▸ Stated exercise
Reproduce the listing below word for word, with no pictures.

A run of records:
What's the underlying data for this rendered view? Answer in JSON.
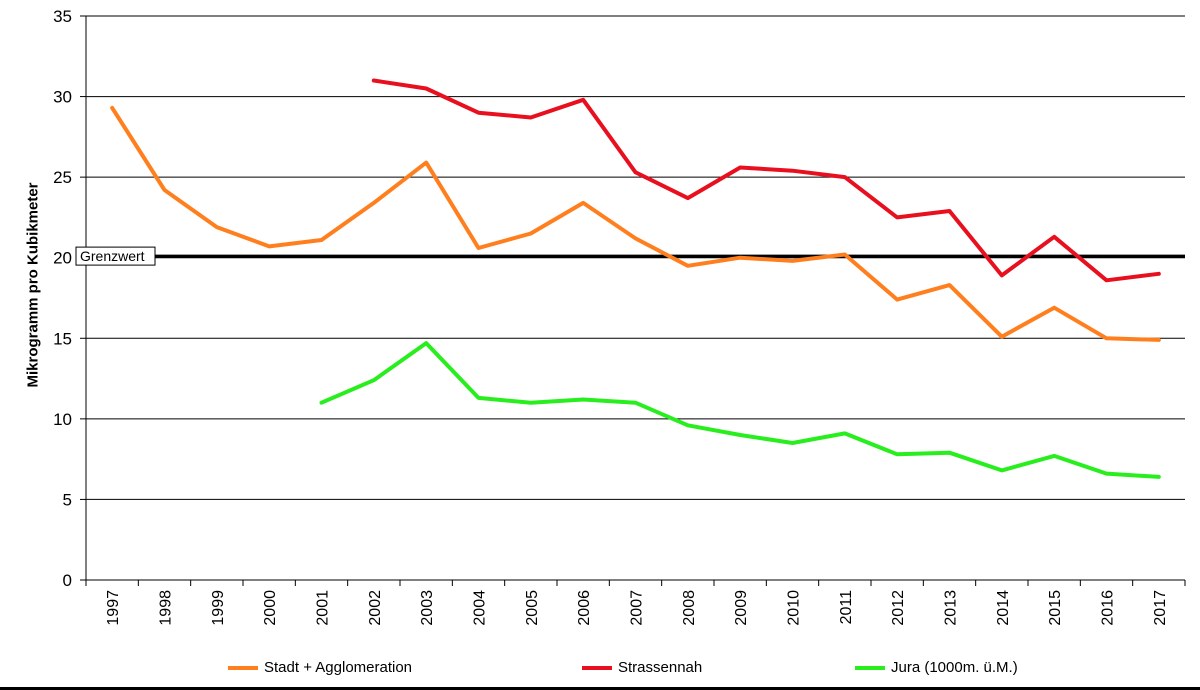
{
  "chart_data": {
    "type": "line",
    "title": "",
    "xlabel": "",
    "ylabel": "Mikrogramm pro Kubikmeter",
    "ylim": [
      0,
      35
    ],
    "yticks": [
      "0",
      "5",
      "10",
      "15",
      "20",
      "25",
      "30",
      "35"
    ],
    "categories": [
      "1997",
      "1998",
      "1999",
      "2000",
      "2001",
      "2002",
      "2003",
      "2004",
      "2005",
      "2006",
      "2007",
      "2008",
      "2009",
      "2010",
      "2011",
      "2012",
      "2013",
      "2014",
      "2015",
      "2016",
      "2017"
    ],
    "series": [
      {
        "name": "Stadt + Agglomeration",
        "color": "#ff7f1e",
        "values": [
          29.3,
          24.2,
          21.9,
          20.7,
          21.1,
          23.4,
          25.9,
          20.6,
          21.5,
          23.4,
          21.2,
          19.5,
          20.0,
          19.8,
          20.2,
          17.4,
          18.3,
          15.1,
          16.9,
          15.0,
          14.9
        ]
      },
      {
        "name": "Strassennah",
        "color": "#e8101e",
        "values": [
          null,
          null,
          null,
          null,
          null,
          31.0,
          30.5,
          29.0,
          28.7,
          29.8,
          25.3,
          23.7,
          25.6,
          25.4,
          25.0,
          22.5,
          22.9,
          18.9,
          21.3,
          18.6,
          19.0
        ]
      },
      {
        "name": "Jura (1000m. ü.M.)",
        "color": "#28ee1e",
        "values": [
          null,
          null,
          null,
          null,
          11.0,
          12.4,
          14.7,
          11.3,
          11.0,
          11.2,
          11.0,
          9.6,
          9.0,
          8.5,
          9.1,
          7.8,
          7.9,
          6.8,
          7.7,
          6.6,
          6.4
        ]
      }
    ],
    "reference_line": {
      "label": "Grenzwert",
      "value": 20.1,
      "color": "#000000"
    },
    "grid": true,
    "legend_position": "bottom"
  }
}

▸ The solution
What's the underlying data for this rendered view? Answer in JSON.
{
  "chart_data": {
    "type": "line",
    "title": "",
    "xlabel": "",
    "ylabel": "Mikrogramm pro Kubikmeter",
    "ylim": [
      0,
      35
    ],
    "yticks": [
      "0",
      "5",
      "10",
      "15",
      "20",
      "25",
      "30",
      "35"
    ],
    "categories": [
      "1997",
      "1998",
      "1999",
      "2000",
      "2001",
      "2002",
      "2003",
      "2004",
      "2005",
      "2006",
      "2007",
      "2008",
      "2009",
      "2010",
      "2011",
      "2012",
      "2013",
      "2014",
      "2015",
      "2016",
      "2017"
    ],
    "series": [
      {
        "name": "Stadt + Agglomeration",
        "color": "#ff7f1e",
        "values": [
          29.3,
          24.2,
          21.9,
          20.7,
          21.1,
          23.4,
          25.9,
          20.6,
          21.5,
          23.4,
          21.2,
          19.5,
          20.0,
          19.8,
          20.2,
          17.4,
          18.3,
          15.1,
          16.9,
          15.0,
          14.9
        ]
      },
      {
        "name": "Strassennah",
        "color": "#e8101e",
        "values": [
          null,
          null,
          null,
          null,
          null,
          31.0,
          30.5,
          29.0,
          28.7,
          29.8,
          25.3,
          23.7,
          25.6,
          25.4,
          25.0,
          22.5,
          22.9,
          18.9,
          21.3,
          18.6,
          19.0
        ]
      },
      {
        "name": "Jura (1000m. ü.M.)",
        "color": "#28ee1e",
        "values": [
          null,
          null,
          null,
          null,
          11.0,
          12.4,
          14.7,
          11.3,
          11.0,
          11.2,
          11.0,
          9.6,
          9.0,
          8.5,
          9.1,
          7.8,
          7.9,
          6.8,
          7.7,
          6.6,
          6.4
        ]
      }
    ],
    "reference_line": {
      "label": "Grenzwert",
      "value": 20.1,
      "color": "#000000"
    },
    "grid": true,
    "legend_position": "bottom"
  }
}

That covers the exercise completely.